_Records from a collection of figures_:
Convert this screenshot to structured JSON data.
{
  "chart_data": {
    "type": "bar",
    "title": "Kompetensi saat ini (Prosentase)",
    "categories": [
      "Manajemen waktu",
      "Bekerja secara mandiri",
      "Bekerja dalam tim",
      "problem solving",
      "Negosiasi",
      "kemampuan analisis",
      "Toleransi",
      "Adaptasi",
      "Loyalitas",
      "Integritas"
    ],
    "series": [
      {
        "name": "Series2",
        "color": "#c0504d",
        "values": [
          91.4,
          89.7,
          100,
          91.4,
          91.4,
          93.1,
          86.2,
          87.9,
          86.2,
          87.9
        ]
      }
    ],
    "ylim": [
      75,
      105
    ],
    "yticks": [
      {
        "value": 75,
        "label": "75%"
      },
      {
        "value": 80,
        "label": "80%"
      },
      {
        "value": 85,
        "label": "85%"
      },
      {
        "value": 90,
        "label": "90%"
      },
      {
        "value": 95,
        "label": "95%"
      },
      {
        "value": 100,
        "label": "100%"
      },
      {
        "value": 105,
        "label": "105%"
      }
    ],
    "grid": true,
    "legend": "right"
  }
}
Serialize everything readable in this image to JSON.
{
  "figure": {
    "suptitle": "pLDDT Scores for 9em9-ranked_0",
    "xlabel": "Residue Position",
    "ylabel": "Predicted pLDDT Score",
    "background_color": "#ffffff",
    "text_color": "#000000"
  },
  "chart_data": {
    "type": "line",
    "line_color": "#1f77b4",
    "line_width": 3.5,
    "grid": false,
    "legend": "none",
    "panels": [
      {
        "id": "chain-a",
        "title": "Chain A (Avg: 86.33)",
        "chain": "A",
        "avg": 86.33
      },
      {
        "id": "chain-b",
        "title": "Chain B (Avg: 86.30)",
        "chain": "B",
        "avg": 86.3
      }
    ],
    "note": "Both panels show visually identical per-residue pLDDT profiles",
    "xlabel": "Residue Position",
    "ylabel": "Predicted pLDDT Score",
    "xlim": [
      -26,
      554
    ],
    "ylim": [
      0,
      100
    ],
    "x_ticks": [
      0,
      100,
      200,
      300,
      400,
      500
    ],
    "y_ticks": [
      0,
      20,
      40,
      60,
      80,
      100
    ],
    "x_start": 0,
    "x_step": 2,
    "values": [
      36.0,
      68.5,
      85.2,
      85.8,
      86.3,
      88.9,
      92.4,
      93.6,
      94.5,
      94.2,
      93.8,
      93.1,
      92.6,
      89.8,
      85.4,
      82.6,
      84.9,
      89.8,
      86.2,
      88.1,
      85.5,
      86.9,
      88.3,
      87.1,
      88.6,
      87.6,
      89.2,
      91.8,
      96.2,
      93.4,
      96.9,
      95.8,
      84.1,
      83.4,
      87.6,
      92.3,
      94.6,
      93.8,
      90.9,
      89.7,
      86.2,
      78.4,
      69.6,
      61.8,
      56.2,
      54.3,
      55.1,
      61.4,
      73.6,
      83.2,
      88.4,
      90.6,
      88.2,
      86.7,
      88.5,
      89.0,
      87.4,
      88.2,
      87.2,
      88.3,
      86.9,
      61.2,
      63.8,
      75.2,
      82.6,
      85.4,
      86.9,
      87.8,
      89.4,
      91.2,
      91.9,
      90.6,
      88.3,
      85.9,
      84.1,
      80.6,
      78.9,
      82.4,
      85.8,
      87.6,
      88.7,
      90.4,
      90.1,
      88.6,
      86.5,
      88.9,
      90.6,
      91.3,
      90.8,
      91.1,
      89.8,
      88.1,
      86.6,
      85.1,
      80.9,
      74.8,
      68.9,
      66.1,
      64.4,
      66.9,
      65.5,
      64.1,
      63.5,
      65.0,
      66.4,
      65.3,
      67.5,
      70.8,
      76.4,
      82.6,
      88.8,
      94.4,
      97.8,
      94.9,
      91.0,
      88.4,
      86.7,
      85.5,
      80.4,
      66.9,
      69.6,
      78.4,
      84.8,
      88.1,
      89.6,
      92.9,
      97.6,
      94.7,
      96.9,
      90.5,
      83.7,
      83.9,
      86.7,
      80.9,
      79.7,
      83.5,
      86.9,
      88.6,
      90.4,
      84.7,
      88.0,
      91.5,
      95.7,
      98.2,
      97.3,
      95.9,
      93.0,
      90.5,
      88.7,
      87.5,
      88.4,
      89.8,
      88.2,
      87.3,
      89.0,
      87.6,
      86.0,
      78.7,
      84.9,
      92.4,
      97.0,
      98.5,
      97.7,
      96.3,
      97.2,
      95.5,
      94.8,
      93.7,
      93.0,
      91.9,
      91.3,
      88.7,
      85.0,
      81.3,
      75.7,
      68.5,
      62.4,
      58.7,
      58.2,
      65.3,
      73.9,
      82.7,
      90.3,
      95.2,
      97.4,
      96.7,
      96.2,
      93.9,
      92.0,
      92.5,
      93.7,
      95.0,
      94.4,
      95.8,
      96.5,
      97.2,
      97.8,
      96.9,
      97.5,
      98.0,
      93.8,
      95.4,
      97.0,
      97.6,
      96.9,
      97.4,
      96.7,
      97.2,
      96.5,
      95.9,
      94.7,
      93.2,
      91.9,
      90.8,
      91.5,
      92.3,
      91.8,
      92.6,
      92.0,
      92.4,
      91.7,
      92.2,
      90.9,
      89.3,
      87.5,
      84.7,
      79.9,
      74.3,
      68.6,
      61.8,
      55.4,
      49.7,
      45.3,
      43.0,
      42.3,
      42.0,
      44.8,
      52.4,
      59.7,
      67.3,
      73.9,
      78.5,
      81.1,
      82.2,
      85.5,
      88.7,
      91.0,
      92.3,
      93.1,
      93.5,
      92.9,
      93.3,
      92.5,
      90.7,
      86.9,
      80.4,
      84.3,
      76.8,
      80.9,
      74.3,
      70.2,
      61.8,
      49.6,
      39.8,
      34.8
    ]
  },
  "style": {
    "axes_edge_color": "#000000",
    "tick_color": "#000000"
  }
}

_Task_:
From the listing above, extract every line exactly as it stands.

_Completed exercise_:
Convert this screenshot to structured JSON data.
{
  "chart_data": {
    "type": "bar",
    "title": "Kompetensi saat ini (Prosentase)",
    "categories": [
      "Manajemen waktu",
      "Bekerja secara mandiri",
      "Bekerja dalam tim",
      "problem solving",
      "Negosiasi",
      "kemampuan analisis",
      "Toleransi",
      "Adaptasi",
      "Loyalitas",
      "Integritas"
    ],
    "series": [
      {
        "name": "Series2",
        "color": "#c0504d",
        "values": [
          91.4,
          89.7,
          100,
          91.4,
          91.4,
          93.1,
          86.2,
          87.9,
          86.2,
          87.9
        ]
      }
    ],
    "ylim": [
      75,
      105
    ],
    "yticks": [
      {
        "value": 75,
        "label": "75%"
      },
      {
        "value": 80,
        "label": "80%"
      },
      {
        "value": 85,
        "label": "85%"
      },
      {
        "value": 90,
        "label": "90%"
      },
      {
        "value": 95,
        "label": "95%"
      },
      {
        "value": 100,
        "label": "100%"
      },
      {
        "value": 105,
        "label": "105%"
      }
    ],
    "grid": true,
    "legend": "right"
  }
}
Serialize everything readable in this image to JSON.
{
  "figure": {
    "suptitle": "pLDDT Scores for 9em9-ranked_0",
    "xlabel": "Residue Position",
    "ylabel": "Predicted pLDDT Score",
    "background_color": "#ffffff",
    "text_color": "#000000"
  },
  "chart_data": {
    "type": "line",
    "line_color": "#1f77b4",
    "line_width": 3.5,
    "grid": false,
    "legend": "none",
    "panels": [
      {
        "id": "chain-a",
        "title": "Chain A (Avg: 86.33)",
        "chain": "A",
        "avg": 86.33
      },
      {
        "id": "chain-b",
        "title": "Chain B (Avg: 86.30)",
        "chain": "B",
        "avg": 86.3
      }
    ],
    "note": "Both panels show visually identical per-residue pLDDT profiles",
    "xlabel": "Residue Position",
    "ylabel": "Predicted pLDDT Score",
    "xlim": [
      -26,
      554
    ],
    "ylim": [
      0,
      100
    ],
    "x_ticks": [
      0,
      100,
      200,
      300,
      400,
      500
    ],
    "y_ticks": [
      0,
      20,
      40,
      60,
      80,
      100
    ],
    "x_start": 0,
    "x_step": 2,
    "values": [
      36.0,
      68.5,
      85.2,
      85.8,
      86.3,
      88.9,
      92.4,
      93.6,
      94.5,
      94.2,
      93.8,
      93.1,
      92.6,
      89.8,
      85.4,
      82.6,
      84.9,
      89.8,
      86.2,
      88.1,
      85.5,
      86.9,
      88.3,
      87.1,
      88.6,
      87.6,
      89.2,
      91.8,
      96.2,
      93.4,
      96.9,
      95.8,
      84.1,
      83.4,
      87.6,
      92.3,
      94.6,
      93.8,
      90.9,
      89.7,
      86.2,
      78.4,
      69.6,
      61.8,
      56.2,
      54.3,
      55.1,
      61.4,
      73.6,
      83.2,
      88.4,
      90.6,
      88.2,
      86.7,
      88.5,
      89.0,
      87.4,
      88.2,
      87.2,
      88.3,
      86.9,
      61.2,
      63.8,
      75.2,
      82.6,
      85.4,
      86.9,
      87.8,
      89.4,
      91.2,
      91.9,
      90.6,
      88.3,
      85.9,
      84.1,
      80.6,
      78.9,
      82.4,
      85.8,
      87.6,
      88.7,
      90.4,
      90.1,
      88.6,
      86.5,
      88.9,
      90.6,
      91.3,
      90.8,
      91.1,
      89.8,
      88.1,
      86.6,
      85.1,
      80.9,
      74.8,
      68.9,
      66.1,
      64.4,
      66.9,
      65.5,
      64.1,
      63.5,
      65.0,
      66.4,
      65.3,
      67.5,
      70.8,
      76.4,
      82.6,
      88.8,
      94.4,
      97.8,
      94.9,
      91.0,
      88.4,
      86.7,
      85.5,
      80.4,
      66.9,
      69.6,
      78.4,
      84.8,
      88.1,
      89.6,
      92.9,
      97.6,
      94.7,
      96.9,
      90.5,
      83.7,
      83.9,
      86.7,
      80.9,
      79.7,
      83.5,
      86.9,
      88.6,
      90.4,
      84.7,
      88.0,
      91.5,
      95.7,
      98.2,
      97.3,
      95.9,
      93.0,
      90.5,
      88.7,
      87.5,
      88.4,
      89.8,
      88.2,
      87.3,
      89.0,
      87.6,
      86.0,
      78.7,
      84.9,
      92.4,
      97.0,
      98.5,
      97.7,
      96.3,
      97.2,
      95.5,
      94.8,
      93.7,
      93.0,
      91.9,
      91.3,
      88.7,
      85.0,
      81.3,
      75.7,
      68.5,
      62.4,
      58.7,
      58.2,
      65.3,
      73.9,
      82.7,
      90.3,
      95.2,
      97.4,
      96.7,
      96.2,
      93.9,
      92.0,
      92.5,
      93.7,
      95.0,
      94.4,
      95.8,
      96.5,
      97.2,
      97.8,
      96.9,
      97.5,
      98.0,
      93.8,
      95.4,
      97.0,
      97.6,
      96.9,
      97.4,
      96.7,
      97.2,
      96.5,
      95.9,
      94.7,
      93.2,
      91.9,
      90.8,
      91.5,
      92.3,
      91.8,
      92.6,
      92.0,
      92.4,
      91.7,
      92.2,
      90.9,
      89.3,
      87.5,
      84.7,
      79.9,
      74.3,
      68.6,
      61.8,
      55.4,
      49.7,
      45.3,
      43.0,
      42.3,
      42.0,
      44.8,
      52.4,
      59.7,
      67.3,
      73.9,
      78.5,
      81.1,
      82.2,
      85.5,
      88.7,
      91.0,
      92.3,
      93.1,
      93.5,
      92.9,
      93.3,
      92.5,
      90.7,
      86.9,
      80.4,
      84.3,
      76.8,
      80.9,
      74.3,
      70.2,
      61.8,
      49.6,
      39.8,
      34.8
    ]
  },
  "style": {
    "axes_edge_color": "#000000",
    "tick_color": "#000000"
  }
}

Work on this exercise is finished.